Write the material out again exactly as it stands.

*** RECORDED INFORMATION ***

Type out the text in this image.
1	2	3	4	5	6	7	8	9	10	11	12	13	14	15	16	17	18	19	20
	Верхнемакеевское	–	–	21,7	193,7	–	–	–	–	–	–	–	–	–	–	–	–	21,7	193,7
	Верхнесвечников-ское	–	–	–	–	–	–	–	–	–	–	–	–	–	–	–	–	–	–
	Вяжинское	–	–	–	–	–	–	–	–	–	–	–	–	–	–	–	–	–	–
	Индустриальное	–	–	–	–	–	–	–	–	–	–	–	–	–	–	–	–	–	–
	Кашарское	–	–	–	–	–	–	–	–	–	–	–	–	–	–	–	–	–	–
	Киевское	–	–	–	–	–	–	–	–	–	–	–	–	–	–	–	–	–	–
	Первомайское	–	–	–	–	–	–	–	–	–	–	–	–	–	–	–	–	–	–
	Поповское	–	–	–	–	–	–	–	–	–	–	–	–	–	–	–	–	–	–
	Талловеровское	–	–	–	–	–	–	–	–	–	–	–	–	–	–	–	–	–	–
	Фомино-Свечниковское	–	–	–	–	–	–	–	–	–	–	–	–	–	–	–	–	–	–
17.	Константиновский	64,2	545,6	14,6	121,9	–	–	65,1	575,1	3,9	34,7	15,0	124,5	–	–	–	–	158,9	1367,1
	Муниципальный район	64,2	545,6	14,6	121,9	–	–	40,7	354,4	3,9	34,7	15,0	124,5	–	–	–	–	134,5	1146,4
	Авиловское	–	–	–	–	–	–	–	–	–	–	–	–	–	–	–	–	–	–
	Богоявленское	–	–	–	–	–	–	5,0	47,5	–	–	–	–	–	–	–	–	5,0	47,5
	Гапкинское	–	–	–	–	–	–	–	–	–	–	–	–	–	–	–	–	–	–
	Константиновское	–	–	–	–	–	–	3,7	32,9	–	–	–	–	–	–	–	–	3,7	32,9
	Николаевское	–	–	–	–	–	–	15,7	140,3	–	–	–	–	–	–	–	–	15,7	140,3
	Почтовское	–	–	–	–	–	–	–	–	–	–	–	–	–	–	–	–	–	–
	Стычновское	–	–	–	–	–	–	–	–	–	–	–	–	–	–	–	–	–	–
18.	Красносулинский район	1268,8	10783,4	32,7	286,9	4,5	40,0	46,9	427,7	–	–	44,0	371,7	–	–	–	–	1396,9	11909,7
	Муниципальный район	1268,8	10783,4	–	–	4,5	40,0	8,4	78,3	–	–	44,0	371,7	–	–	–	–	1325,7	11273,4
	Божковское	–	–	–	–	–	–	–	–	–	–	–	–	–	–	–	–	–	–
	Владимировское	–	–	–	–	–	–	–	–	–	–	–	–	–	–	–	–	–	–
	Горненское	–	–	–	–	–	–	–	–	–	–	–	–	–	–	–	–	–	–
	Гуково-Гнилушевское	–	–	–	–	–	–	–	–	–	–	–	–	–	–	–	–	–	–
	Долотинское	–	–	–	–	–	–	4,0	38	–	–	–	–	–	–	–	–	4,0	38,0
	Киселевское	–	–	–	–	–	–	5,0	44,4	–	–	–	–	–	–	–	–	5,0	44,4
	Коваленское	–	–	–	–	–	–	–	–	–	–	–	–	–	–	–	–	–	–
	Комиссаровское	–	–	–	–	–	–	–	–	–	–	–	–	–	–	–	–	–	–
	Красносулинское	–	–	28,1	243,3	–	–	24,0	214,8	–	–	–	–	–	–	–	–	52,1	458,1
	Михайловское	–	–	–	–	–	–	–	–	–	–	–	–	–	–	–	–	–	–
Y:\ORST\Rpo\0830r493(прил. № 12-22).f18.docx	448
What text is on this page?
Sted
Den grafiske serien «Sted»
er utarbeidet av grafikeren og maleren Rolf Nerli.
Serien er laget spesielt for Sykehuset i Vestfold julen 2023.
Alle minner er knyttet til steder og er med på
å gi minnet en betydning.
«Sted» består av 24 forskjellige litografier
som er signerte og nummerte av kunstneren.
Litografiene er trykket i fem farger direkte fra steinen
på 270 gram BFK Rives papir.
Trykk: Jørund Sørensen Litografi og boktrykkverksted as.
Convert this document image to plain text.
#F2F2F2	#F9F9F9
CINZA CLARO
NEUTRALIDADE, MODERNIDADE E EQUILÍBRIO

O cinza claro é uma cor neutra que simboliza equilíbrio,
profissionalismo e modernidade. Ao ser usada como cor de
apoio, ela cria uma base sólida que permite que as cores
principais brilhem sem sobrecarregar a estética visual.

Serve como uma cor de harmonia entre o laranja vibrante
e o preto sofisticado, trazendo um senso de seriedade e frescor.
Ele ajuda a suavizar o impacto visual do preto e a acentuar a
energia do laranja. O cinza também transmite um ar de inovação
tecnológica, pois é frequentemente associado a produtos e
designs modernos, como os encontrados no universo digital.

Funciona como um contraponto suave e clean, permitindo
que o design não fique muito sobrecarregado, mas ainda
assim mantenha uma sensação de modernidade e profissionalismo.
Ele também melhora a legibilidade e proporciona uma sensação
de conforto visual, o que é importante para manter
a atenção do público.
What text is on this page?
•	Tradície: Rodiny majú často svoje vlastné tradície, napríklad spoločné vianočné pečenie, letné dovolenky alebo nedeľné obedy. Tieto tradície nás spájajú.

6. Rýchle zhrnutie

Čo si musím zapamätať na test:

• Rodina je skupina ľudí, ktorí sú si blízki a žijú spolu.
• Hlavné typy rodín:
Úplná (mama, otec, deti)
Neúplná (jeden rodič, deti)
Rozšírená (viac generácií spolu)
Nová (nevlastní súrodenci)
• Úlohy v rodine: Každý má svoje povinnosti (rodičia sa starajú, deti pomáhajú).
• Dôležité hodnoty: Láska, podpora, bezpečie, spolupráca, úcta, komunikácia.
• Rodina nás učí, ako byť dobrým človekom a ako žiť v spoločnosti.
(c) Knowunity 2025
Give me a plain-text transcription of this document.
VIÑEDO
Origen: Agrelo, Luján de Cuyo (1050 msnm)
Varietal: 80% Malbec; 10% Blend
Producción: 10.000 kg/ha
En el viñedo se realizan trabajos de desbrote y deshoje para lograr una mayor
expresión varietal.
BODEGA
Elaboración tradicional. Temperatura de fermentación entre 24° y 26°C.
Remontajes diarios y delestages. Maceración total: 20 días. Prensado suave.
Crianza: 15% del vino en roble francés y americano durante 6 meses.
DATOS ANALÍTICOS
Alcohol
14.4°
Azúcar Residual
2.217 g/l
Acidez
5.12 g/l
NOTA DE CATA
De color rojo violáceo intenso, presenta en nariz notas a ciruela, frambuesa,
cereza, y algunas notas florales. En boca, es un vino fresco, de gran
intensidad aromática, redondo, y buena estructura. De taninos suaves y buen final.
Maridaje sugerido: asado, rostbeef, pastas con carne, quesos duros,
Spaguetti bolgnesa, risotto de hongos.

***

#### WRITTEN RESPONSE:
Type out the text in this image.
1	2	3	4	5	6	7	8	9	10	11	12	13	14	15	16	17	18	19	20
	Верхнемакеевское	–	–	21,7	193,7	–	–	–	–	–	–	–	–	–	–	–	–	21,7	193,7
	Верхнесвечников-ское	–	–	–	–	–	–	–	–	–	–	–	–	–	–	–	–	–	–
	Вяжинское	–	–	–	–	–	–	–	–	–	–	–	–	–	–	–	–	–	–
	Индустриальное	–	–	–	–	–	–	–	–	–	–	–	–	–	–	–	–	–	–
	Кашарское	–	–	–	–	–	–	–	–	–	–	–	–	–	–	–	–	–	–
	Киевское	–	–	–	–	–	–	–	–	–	–	–	–	–	–	–	–	–	–
	Первомайское	–	–	–	–	–	–	–	–	–	–	–	–	–	–	–	–	–	–
	Поповское	–	–	–	–	–	–	–	–	–	–	–	–	–	–	–	–	–	–
	Талловеровское	–	–	–	–	–	–	–	–	–	–	–	–	–	–	–	–	–	–
	Фомино-Свечниковское	–	–	–	–	–	–	–	–	–	–	–	–	–	–	–	–	–	–
17.	Константиновский	64,2	545,6	14,6	121,9	–	–	65,1	575,1	3,9	34,7	15,0	124,5	–	–	–	–	158,9	1367,1
	Муниципальный район	64,2	545,6	14,6	121,9	–	–	40,7	354,4	3,9	34,7	15,0	124,5	–	–	–	–	134,5	1146,4
	Авиловское	–	–	–	–	–	–	–	–	–	–	–	–	–	–	–	–	–	–
	Богоявленское	–	–	–	–	–	–	5,0	47,5	–	–	–	–	–	–	–	–	5,0	47,5
	Гапкинское	–	–	–	–	–	–	–	–	–	–	–	–	–	–	–	–	–	–
	Константиновское	–	–	–	–	–	–	3,7	32,9	–	–	–	–	–	–	–	–	3,7	32,9
	Николаевское	–	–	–	–	–	–	15,7	140,3	–	–	–	–	–	–	–	–	15,7	140,3
	Почтовское	–	–	–	–	–	–	–	–	–	–	–	–	–	–	–	–	–	–
	Стычновское	–	–	–	–	–	–	–	–	–	–	–	–	–	–	–	–	–	–
18.	Красносулинский район	1268,8	10783,4	32,7	286,9	4,5	40,0	46,9	427,7	–	–	44,0	371,7	–	–	–	–	1396,9	11909,7
	Муниципальный район	1268,8	10783,4	–	–	4,5	40,0	8,4	78,3	–	–	44,0	371,7	–	–	–	–	1325,7	11273,4
	Божковское	–	–	–	–	–	–	–	–	–	–	–	–	–	–	–	–	–	–
	Владимировское	–	–	–	–	–	–	–	–	–	–	–	–	–	–	–	–	–	–
	Горненское	–	–	–	–	–	–	–	–	–	–	–	–	–	–	–	–	–	–
	Гуково-Гнилушевское	–	–	–	–	–	–	–	–	–	–	–	–	–	–	–	–	–	–
	Долотинское	–	–	–	–	–	–	4,0	38	–	–	–	–	–	–	–	–	4,0	38,0
	Киселевское	–	–	–	–	–	–	5,0	44,4	–	–	–	–	–	–	–	–	5,0	44,4
	Коваленское	–	–	–	–	–	–	–	–	–	–	–	–	–	–	–	–	–	–
	Комиссаровское	–	–	–	–	–	–	–	–	–	–	–	–	–	–	–	–	–	–
	Красносулинское	–	–	28,1	243,3	–	–	24,0	214,8	–	–	–	–	–	–	–	–	52,1	458,1
	Михайловское	–	–	–	–	–	–	–	–	–	–	–	–	–	–	–	–	–	–
Y:\ORST\Rpo\0830r493(прил. № 12-22).f18.docx	448
What text is on this page?
Sted
Den grafiske serien «Sted»
er utarbeidet av grafikeren og maleren Rolf Nerli.
Serien er laget spesielt for Sykehuset i Vestfold julen 2023.
Alle minner er knyttet til steder og er med på
å gi minnet en betydning.
«Sted» består av 24 forskjellige litografier
som er signerte og nummerte av kunstneren.
Litografiene er trykket i fem farger direkte fra steinen
på 270 gram BFK Rives papir.
Trykk: Jørund Sørensen Litografi og boktrykkverksted as.
Convert this document image to plain text.
#F2F2F2	#F9F9F9
CINZA CLARO
NEUTRALIDADE, MODERNIDADE E EQUILÍBRIO

O cinza claro é uma cor neutra que simboliza equilíbrio,
profissionalismo e modernidade. Ao ser usada como cor de
apoio, ela cria uma base sólida que permite que as cores
principais brilhem sem sobrecarregar a estética visual.

Serve como uma cor de harmonia entre o laranja vibrante
e o preto sofisticado, trazendo um senso de seriedade e frescor.
Ele ajuda a suavizar o impacto visual do preto e a acentuar a
energia do laranja. O cinza também transmite um ar de inovação
tecnológica, pois é frequentemente associado a produtos e
designs modernos, como os encontrados no universo digital.

Funciona como um contraponto suave e clean, permitindo
que o design não fique muito sobrecarregado, mas ainda
assim mantenha uma sensação de modernidade e profissionalismo.
Ele também melhora a legibilidade e proporciona uma sensação
de conforto visual, o que é importante para manter
a atenção do público.
What text is on this page?
•	Tradície: Rodiny majú často svoje vlastné tradície, napríklad spoločné vianočné pečenie, letné dovolenky alebo nedeľné obedy. Tieto tradície nás spájajú.

6. Rýchle zhrnutie

Čo si musím zapamätať na test:

• Rodina je skupina ľudí, ktorí sú si blízki a žijú spolu.
• Hlavné typy rodín:
Úplná (mama, otec, deti)
Neúplná (jeden rodič, deti)
Rozšírená (viac generácií spolu)
Nová (nevlastní súrodenci)
• Úlohy v rodine: Každý má svoje povinnosti (rodičia sa starajú, deti pomáhajú).
• Dôležité hodnoty: Láska, podpora, bezpečie, spolupráca, úcta, komunikácia.
• Rodina nás učí, ako byť dobrým človekom a ako žiť v spoločnosti.
(c) Knowunity 2025
Give me a plain-text transcription of this document.
VIÑEDO
Origen: Agrelo, Luján de Cuyo (1050 msnm)
Varietal: 80% Malbec; 10% Blend
Producción: 10.000 kg/ha
En el viñedo se realizan trabajos de desbrote y deshoje para lograr una mayor
expresión varietal.
BODEGA
Elaboración tradicional. Temperatura de fermentación entre 24° y 26°C.
Remontajes diarios y delestages. Maceración total: 20 días. Prensado suave.
Crianza: 15% del vino en roble francés y americano durante 6 meses.
DATOS ANALÍTICOS
Alcohol
14.4°
Azúcar Residual
2.217 g/l
Acidez
5.12 g/l
NOTA DE CATA
De color rojo violáceo intenso, presenta en nariz notas a ciruela, frambuesa,
cereza, y algunas notas florales. En boca, es un vino fresco, de gran
intensidad aromática, redondo, y buena estructura. De taninos suaves y buen final.
Maridaje sugerido: asado, rostbeef, pastas con carne, quesos duros,
Spaguetti bolgnesa, risotto de hongos.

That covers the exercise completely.